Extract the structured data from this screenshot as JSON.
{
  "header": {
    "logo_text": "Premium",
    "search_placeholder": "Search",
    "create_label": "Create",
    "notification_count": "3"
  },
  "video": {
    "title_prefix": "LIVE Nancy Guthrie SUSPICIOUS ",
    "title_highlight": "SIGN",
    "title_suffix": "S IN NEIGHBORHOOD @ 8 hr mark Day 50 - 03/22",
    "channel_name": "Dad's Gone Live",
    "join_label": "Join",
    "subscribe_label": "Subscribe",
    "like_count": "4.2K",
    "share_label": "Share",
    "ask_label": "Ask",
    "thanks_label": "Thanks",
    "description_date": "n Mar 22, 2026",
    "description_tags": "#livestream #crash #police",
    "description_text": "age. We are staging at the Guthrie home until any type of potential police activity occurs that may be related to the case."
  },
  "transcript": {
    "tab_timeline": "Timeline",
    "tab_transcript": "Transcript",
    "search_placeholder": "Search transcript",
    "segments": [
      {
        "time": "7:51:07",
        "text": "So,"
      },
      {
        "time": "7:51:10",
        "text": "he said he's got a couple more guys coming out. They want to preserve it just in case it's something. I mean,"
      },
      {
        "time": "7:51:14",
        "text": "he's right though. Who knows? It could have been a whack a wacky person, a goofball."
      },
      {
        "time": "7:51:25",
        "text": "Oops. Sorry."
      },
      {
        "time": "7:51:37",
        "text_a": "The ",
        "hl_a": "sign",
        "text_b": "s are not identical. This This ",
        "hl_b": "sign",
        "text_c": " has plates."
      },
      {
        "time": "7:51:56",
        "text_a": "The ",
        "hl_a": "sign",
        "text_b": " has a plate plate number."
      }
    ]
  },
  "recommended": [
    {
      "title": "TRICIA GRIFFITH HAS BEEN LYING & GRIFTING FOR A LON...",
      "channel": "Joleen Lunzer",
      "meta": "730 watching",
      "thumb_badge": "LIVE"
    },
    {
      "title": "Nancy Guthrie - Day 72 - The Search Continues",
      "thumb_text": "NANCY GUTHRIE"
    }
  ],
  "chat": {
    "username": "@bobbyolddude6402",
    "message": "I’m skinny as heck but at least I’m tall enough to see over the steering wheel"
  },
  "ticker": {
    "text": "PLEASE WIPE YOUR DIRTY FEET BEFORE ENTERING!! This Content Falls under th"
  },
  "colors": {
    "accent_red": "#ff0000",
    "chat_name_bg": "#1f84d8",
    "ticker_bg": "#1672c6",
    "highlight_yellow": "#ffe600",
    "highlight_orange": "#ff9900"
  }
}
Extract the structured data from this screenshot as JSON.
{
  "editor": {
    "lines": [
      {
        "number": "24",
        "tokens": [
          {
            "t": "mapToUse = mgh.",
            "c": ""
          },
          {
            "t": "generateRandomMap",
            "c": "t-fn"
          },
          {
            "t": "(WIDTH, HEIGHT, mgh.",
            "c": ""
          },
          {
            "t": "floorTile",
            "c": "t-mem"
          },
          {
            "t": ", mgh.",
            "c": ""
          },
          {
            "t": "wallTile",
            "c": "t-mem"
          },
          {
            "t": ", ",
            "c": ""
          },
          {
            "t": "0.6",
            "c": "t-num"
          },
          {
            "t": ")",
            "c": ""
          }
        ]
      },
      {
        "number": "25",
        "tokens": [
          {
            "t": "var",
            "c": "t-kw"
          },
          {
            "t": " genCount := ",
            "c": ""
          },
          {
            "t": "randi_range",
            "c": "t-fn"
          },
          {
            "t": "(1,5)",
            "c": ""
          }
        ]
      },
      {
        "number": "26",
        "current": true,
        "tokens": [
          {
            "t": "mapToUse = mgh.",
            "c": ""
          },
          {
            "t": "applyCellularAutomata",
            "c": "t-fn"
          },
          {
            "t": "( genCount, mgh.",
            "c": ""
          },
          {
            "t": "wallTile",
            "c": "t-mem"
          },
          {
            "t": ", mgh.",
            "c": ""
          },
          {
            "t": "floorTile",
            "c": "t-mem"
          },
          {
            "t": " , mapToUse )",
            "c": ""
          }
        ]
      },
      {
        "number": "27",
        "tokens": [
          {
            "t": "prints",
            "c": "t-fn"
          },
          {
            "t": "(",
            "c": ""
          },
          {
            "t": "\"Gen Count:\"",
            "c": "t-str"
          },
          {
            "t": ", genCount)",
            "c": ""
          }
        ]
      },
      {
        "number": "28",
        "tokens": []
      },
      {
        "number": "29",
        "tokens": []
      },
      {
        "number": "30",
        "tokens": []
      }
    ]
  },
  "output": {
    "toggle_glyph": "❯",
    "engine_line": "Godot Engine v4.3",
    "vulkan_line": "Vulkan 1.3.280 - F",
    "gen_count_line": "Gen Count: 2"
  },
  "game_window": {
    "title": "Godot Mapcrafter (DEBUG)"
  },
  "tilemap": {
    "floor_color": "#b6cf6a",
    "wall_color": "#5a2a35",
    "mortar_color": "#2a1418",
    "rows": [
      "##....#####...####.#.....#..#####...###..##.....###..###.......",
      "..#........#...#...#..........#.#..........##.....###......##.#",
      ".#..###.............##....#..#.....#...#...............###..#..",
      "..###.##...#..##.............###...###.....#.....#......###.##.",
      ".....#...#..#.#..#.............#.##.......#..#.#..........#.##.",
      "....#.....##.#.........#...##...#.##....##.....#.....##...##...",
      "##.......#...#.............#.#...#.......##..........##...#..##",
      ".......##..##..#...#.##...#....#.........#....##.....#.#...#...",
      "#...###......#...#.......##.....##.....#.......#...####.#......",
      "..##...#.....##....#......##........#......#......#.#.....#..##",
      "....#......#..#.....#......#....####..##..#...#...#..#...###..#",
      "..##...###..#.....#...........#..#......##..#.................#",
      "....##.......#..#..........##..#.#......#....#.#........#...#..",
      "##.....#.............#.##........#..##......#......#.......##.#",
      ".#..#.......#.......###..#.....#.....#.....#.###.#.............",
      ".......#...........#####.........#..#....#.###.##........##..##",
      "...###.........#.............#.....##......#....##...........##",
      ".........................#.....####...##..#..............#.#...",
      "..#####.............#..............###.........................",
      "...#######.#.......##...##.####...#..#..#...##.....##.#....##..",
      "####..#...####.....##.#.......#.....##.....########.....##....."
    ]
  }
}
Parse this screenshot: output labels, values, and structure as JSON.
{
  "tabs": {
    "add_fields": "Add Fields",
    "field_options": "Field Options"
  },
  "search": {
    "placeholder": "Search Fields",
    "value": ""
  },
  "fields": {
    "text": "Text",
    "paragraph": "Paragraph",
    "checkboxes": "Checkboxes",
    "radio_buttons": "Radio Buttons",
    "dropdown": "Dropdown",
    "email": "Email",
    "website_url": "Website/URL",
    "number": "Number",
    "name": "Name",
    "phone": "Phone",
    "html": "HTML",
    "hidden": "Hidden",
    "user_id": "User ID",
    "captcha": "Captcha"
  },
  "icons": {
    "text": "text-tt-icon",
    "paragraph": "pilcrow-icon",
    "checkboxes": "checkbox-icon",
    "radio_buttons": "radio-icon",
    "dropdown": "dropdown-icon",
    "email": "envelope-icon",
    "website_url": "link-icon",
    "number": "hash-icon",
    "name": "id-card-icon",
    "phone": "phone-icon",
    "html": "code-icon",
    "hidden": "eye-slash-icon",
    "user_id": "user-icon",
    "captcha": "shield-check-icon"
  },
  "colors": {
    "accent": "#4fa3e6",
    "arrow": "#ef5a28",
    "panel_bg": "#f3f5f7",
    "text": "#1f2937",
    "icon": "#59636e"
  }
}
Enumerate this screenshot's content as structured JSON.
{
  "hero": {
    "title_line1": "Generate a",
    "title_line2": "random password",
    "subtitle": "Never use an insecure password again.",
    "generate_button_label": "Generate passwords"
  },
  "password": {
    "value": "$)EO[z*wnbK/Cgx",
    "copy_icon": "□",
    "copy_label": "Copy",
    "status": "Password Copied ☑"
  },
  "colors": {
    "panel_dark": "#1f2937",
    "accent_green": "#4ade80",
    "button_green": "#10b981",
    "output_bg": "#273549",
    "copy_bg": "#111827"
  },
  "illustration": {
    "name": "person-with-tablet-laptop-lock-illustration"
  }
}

§ **SET EXERCISE**: Give only the number of lines in the entries that contain "illustration".

§ **FULL OUTPUT**: 2